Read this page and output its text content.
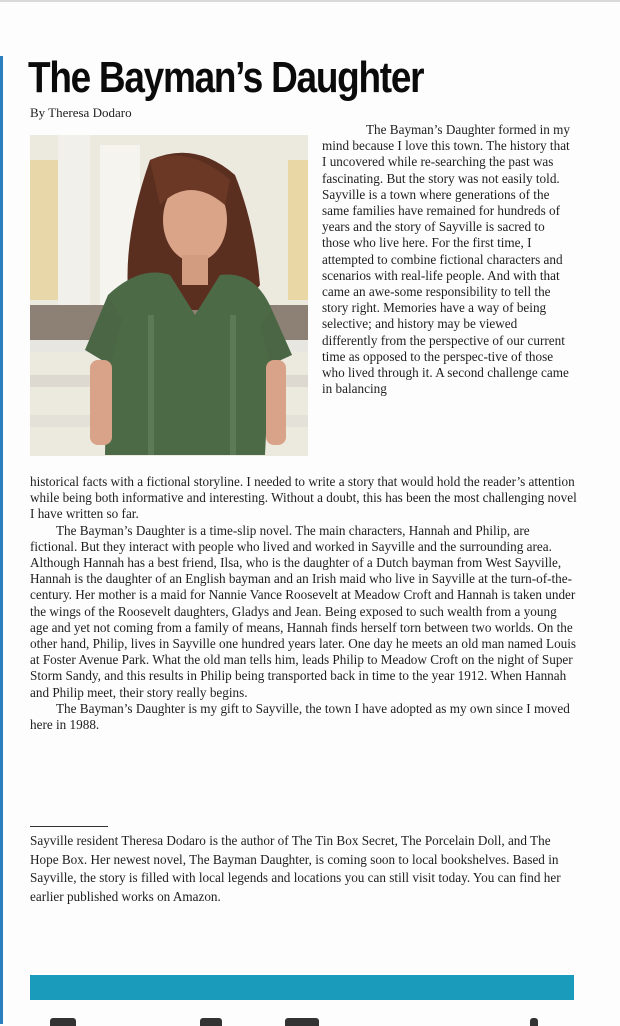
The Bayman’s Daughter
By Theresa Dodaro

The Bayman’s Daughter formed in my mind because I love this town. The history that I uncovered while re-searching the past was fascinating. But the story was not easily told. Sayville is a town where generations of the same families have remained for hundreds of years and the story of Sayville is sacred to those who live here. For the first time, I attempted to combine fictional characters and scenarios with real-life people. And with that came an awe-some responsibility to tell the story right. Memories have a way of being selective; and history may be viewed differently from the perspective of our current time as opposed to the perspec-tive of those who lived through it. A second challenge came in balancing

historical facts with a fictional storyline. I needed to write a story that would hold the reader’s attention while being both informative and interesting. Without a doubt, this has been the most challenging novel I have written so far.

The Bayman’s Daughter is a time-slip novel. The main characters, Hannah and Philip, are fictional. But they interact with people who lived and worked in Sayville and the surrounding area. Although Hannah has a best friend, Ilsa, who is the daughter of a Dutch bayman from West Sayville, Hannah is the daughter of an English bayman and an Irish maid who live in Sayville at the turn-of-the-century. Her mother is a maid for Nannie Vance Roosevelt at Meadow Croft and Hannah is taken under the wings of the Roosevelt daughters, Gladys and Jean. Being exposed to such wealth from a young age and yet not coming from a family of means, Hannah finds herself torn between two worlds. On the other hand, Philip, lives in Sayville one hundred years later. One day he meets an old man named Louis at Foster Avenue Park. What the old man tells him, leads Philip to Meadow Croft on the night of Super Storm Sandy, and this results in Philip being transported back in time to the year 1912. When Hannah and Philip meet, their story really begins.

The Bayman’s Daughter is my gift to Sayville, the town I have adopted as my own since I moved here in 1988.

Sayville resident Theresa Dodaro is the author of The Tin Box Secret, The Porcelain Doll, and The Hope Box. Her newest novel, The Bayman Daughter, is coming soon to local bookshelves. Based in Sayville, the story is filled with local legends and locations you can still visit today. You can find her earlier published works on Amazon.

** Exercise task **
Reproduce every line exactly and omit all pictures.

** Task output **
Read this page and output its text content.
The Bayman’s Daughter
By Theresa Dodaro

The Bayman’s Daughter formed in my mind because I love this town. The history that I uncovered while re-searching the past was fascinating. But the story was not easily told. Sayville is a town where generations of the same families have remained for hundreds of years and the story of Sayville is sacred to those who live here. For the first time, I attempted to combine fictional characters and scenarios with real-life people. And with that came an awe-some responsibility to tell the story right. Memories have a way of being selective; and history may be viewed differently from the perspective of our current time as opposed to the perspec-tive of those who lived through it. A second challenge came in balancing

historical facts with a fictional storyline. I needed to write a story that would hold the reader’s attention while being both informative and interesting. Without a doubt, this has been the most challenging novel I have written so far.

The Bayman’s Daughter is a time-slip novel. The main characters, Hannah and Philip, are fictional. But they interact with people who lived and worked in Sayville and the surrounding area. Although Hannah has a best friend, Ilsa, who is the daughter of a Dutch bayman from West Sayville, Hannah is the daughter of an English bayman and an Irish maid who live in Sayville at the turn-of-the-century. Her mother is a maid for Nannie Vance Roosevelt at Meadow Croft and Hannah is taken under the wings of the Roosevelt daughters, Gladys and Jean. Being exposed to such wealth from a young age and yet not coming from a family of means, Hannah finds herself torn between two worlds. On the other hand, Philip, lives in Sayville one hundred years later. One day he meets an old man named Louis at Foster Avenue Park. What the old man tells him, leads Philip to Meadow Croft on the night of Super Storm Sandy, and this results in Philip being transported back in time to the year 1912. When Hannah and Philip meet, their story really begins.

The Bayman’s Daughter is my gift to Sayville, the town I have adopted as my own since I moved here in 1988.

Sayville resident Theresa Dodaro is the author of The Tin Box Secret, The Porcelain Doll, and The Hope Box. Her newest novel, The Bayman Daughter, is coming soon to local bookshelves. Based in Sayville, the story is filled with local legends and locations you can still visit today. You can find her earlier published works on Amazon.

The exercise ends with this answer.